(Items from a data source)
------------------------------

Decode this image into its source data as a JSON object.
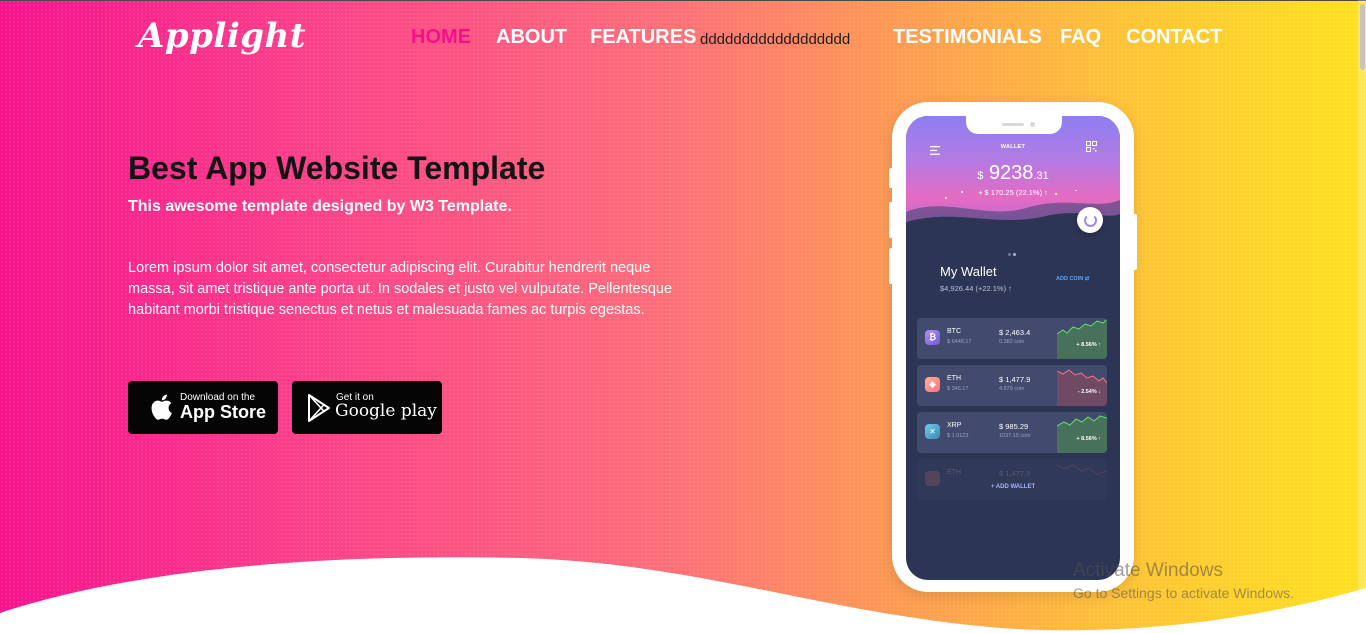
{
  "header": {
    "logo": "Applight",
    "nav": [
      {
        "label": "HOME",
        "active": true
      },
      {
        "label": "ABOUT"
      },
      {
        "label": "FEATURES"
      },
      {
        "label": "dddddddddddddddddd"
      },
      {
        "label": "TESTIMONIALS"
      },
      {
        "label": "FAQ"
      },
      {
        "label": "CONTACT"
      }
    ]
  },
  "hero": {
    "title": "Best App Website Template",
    "subtitle": "This awesome template designed by W3 Template.",
    "description": "Lorem ipsum dolor sit amet, consectetur adipiscing elit. Curabitur hendrerit neque massa, sit amet tristique ante porta ut. In sodales et justo vel vulputate. Pellentesque habitant morbi tristique senectus et netus et malesuada fames ac turpis egestas.",
    "app_store": {
      "small": "Download on the",
      "big": "App Store"
    },
    "google_play": {
      "small": "Get it on",
      "big": "Google play"
    }
  },
  "phone": {
    "header_title": "WALLET",
    "balance_currency": "$",
    "balance_main": "9238",
    "balance_cents": ".31",
    "balance_change": "+ $ 170.25 (22.1%) ↑",
    "my_wallet": "My Wallet",
    "wallet_total": "$4,926.44 (+22.1%) ↑",
    "add_coin": "ADD COIN",
    "coins": [
      {
        "symbol": "BTC",
        "amount": "$ 6448.17",
        "price": "$ 2,463.4",
        "units": "0.382 coin",
        "change": "+ 8.56% ↑",
        "color": "#9a7cf0",
        "trend": "up"
      },
      {
        "symbol": "ETH",
        "amount": "$ 346.17",
        "price": "$ 1,477.9",
        "units": "4.879 coin",
        "change": "- 2.54% ↓",
        "color": "#ff8a7c",
        "trend": "down"
      },
      {
        "symbol": "XRP",
        "amount": "$ 1.0123",
        "price": "$ 985.29",
        "units": "1037.15 coin",
        "change": "+ 8.56% ↑",
        "color": "#4aa6c8",
        "trend": "up"
      },
      {
        "symbol": "ETH",
        "amount": "",
        "price": "$ 1,477.9",
        "units": "",
        "change": "",
        "color": "#ff8a7c",
        "trend": "down"
      }
    ],
    "add_wallet": "+ ADD WALLET"
  },
  "overlay": {
    "activate_title": "Activate Windows",
    "activate_sub": "Go to Settings to activate Windows."
  },
  "colors": {
    "gradient_start": "#f7138d",
    "gradient_end": "#ffe21f",
    "active_nav": "#f0128a",
    "up": "#5fe36a",
    "down": "#ff6f8a"
  }
}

------------------------------

(WORK TO DO): In the copy, include no pictures; restate the listing above exactly.

(IN RESPONSE):
Decode this image into its source data as a JSON object.
{
  "header": {
    "logo": "Applight",
    "nav": [
      {
        "label": "HOME",
        "active": true
      },
      {
        "label": "ABOUT"
      },
      {
        "label": "FEATURES"
      },
      {
        "label": "dddddddddddddddddd"
      },
      {
        "label": "TESTIMONIALS"
      },
      {
        "label": "FAQ"
      },
      {
        "label": "CONTACT"
      }
    ]
  },
  "hero": {
    "title": "Best App Website Template",
    "subtitle": "This awesome template designed by W3 Template.",
    "description": "Lorem ipsum dolor sit amet, consectetur adipiscing elit. Curabitur hendrerit neque massa, sit amet tristique ante porta ut. In sodales et justo vel vulputate. Pellentesque habitant morbi tristique senectus et netus et malesuada fames ac turpis egestas.",
    "app_store": {
      "small": "Download on the",
      "big": "App Store"
    },
    "google_play": {
      "small": "Get it on",
      "big": "Google play"
    }
  },
  "phone": {
    "header_title": "WALLET",
    "balance_currency": "$",
    "balance_main": "9238",
    "balance_cents": ".31",
    "balance_change": "+ $ 170.25 (22.1%) ↑",
    "my_wallet": "My Wallet",
    "wallet_total": "$4,926.44 (+22.1%) ↑",
    "add_coin": "ADD COIN",
    "coins": [
      {
        "symbol": "BTC",
        "amount": "$ 6448.17",
        "price": "$ 2,463.4",
        "units": "0.382 coin",
        "change": "+ 8.56% ↑",
        "color": "#9a7cf0",
        "trend": "up"
      },
      {
        "symbol": "ETH",
        "amount": "$ 346.17",
        "price": "$ 1,477.9",
        "units": "4.879 coin",
        "change": "- 2.54% ↓",
        "color": "#ff8a7c",
        "trend": "down"
      },
      {
        "symbol": "XRP",
        "amount": "$ 1.0123",
        "price": "$ 985.29",
        "units": "1037.15 coin",
        "change": "+ 8.56% ↑",
        "color": "#4aa6c8",
        "trend": "up"
      },
      {
        "symbol": "ETH",
        "amount": "",
        "price": "$ 1,477.9",
        "units": "",
        "change": "",
        "color": "#ff8a7c",
        "trend": "down"
      }
    ],
    "add_wallet": "+ ADD WALLET"
  },
  "overlay": {
    "activate_title": "Activate Windows",
    "activate_sub": "Go to Settings to activate Windows."
  },
  "colors": {
    "gradient_start": "#f7138d",
    "gradient_end": "#ffe21f",
    "active_nav": "#f0128a",
    "up": "#5fe36a",
    "down": "#ff6f8a"
  }
}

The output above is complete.